__SHORT EXERCISE__:
Within the material below, find each line bearing the word "персонажа" and present it.

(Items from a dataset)
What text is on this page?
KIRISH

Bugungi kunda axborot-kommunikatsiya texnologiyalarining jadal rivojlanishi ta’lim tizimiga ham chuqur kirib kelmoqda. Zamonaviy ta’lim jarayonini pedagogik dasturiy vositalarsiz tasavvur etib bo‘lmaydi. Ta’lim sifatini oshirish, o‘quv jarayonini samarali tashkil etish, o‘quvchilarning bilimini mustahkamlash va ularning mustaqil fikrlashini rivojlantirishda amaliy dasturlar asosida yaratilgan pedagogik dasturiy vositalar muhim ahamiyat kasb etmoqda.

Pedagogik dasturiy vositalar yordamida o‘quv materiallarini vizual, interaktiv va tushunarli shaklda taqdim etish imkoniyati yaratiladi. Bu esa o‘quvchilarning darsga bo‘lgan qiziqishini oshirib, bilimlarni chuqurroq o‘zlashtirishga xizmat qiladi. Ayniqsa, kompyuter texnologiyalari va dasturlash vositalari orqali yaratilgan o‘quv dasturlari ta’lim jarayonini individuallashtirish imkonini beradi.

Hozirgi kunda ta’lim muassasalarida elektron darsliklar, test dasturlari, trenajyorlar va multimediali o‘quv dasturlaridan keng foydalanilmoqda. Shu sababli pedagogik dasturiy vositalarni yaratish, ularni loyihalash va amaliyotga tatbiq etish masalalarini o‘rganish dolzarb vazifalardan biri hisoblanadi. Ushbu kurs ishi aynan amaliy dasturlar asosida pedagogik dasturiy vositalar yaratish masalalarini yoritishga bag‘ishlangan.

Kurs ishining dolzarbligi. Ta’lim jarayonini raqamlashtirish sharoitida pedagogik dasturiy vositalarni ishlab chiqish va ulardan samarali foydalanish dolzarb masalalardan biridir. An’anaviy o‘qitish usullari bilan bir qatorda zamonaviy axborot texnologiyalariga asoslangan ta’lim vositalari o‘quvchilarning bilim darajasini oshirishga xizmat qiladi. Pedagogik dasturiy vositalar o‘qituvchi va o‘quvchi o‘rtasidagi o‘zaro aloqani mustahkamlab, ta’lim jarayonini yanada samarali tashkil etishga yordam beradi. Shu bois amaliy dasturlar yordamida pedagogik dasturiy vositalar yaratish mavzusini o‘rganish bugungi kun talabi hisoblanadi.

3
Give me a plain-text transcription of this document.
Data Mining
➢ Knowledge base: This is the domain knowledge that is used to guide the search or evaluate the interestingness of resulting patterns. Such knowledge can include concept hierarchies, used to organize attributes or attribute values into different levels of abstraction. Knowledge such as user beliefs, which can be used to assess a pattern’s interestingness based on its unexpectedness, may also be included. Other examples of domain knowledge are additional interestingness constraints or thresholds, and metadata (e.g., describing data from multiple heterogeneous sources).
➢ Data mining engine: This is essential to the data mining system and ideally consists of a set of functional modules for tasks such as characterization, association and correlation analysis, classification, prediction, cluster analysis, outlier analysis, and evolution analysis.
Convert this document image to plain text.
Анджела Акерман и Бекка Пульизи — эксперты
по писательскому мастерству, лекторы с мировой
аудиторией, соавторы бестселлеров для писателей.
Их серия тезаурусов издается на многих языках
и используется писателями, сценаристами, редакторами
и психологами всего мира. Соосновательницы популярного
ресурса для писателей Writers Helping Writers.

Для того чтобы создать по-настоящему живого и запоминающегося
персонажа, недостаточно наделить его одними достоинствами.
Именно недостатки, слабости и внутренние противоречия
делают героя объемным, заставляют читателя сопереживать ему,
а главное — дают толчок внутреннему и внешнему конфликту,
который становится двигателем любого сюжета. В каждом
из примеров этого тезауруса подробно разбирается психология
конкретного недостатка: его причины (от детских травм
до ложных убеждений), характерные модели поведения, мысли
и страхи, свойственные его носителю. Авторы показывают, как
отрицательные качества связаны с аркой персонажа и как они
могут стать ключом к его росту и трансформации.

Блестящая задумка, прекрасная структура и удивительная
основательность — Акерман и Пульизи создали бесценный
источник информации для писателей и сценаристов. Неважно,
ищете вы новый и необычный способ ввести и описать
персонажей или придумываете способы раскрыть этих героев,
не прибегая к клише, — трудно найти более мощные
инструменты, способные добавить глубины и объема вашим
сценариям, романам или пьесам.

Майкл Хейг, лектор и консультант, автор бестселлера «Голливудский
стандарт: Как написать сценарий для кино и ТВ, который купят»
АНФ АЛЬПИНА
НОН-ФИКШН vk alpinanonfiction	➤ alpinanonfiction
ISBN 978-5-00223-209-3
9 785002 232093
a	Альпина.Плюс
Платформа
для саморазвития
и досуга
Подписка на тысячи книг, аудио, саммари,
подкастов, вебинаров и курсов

__TASK RESULT__:
персонажа, недостаточно наделить его одними достоинствами.
отрицательные качества связаны с аркой персонажа и как они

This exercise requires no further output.